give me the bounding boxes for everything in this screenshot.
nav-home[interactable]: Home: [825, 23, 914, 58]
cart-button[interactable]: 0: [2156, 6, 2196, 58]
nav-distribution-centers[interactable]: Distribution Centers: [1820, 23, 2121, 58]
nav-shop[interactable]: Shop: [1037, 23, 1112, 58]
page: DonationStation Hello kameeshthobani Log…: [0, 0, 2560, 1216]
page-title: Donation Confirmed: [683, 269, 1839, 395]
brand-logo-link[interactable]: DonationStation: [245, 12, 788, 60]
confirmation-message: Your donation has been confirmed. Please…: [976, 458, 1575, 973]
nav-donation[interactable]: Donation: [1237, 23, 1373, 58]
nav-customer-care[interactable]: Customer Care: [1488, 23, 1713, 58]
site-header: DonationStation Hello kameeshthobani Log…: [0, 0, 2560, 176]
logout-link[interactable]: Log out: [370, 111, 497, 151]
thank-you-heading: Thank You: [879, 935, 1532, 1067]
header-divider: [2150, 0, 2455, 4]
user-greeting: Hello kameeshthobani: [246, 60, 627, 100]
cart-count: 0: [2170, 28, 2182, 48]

Brief: Give every line of the items above as a Markdown table with two columns, Row and Line. Number the rows in order, and leave out any blank lines.

Written response:
| Row | Line |
|---|---|
| 1 | give me the bounding boxes for everything in this screenshot. |
| 2 | nav-home[interactable]: Home: [825, 23, 914, 58] |
| 3 | cart-button[interactable]: 0: [2156, 6, 2196, 58] |
| 4 | nav-distribution-centers[interactable]: Distribution Centers: [1820, 23, 2121, 58] |
| 5 | nav-shop[interactable]: Shop: [1037, 23, 1112, 58] |
| 6 | page: DonationStation Hello kameeshthobani Log…: [0, 0, 2560, 1216] |
| 7 | page-title: Donation Confirmed: [683, 269, 1839, 395] |
| 8 | brand-logo-link[interactable]: DonationStation: [245, 12, 788, 60] |
| 9 | confirmation-message: Your donation has been confirmed. Please…: [976, 458, 1575, 973] |
| 10 | nav-donation[interactable]: Donation: [1237, 23, 1373, 58] |
| 11 | nav-customer-care[interactable]: Customer Care: [1488, 23, 1713, 58] |
| 12 | site-header: DonationStation Hello kameeshthobani Log…: [0, 0, 2560, 176] |
| 13 | logout-link[interactable]: Log out: [370, 111, 497, 151] |
| 14 | thank-you-heading: Thank You: [879, 935, 1532, 1067] |
| 15 | header-divider: [2150, 0, 2455, 4] |
| 16 | user-greeting: Hello kameeshthobani: [246, 60, 627, 100] |
| 17 | cart-count: 0: [2170, 28, 2182, 48] |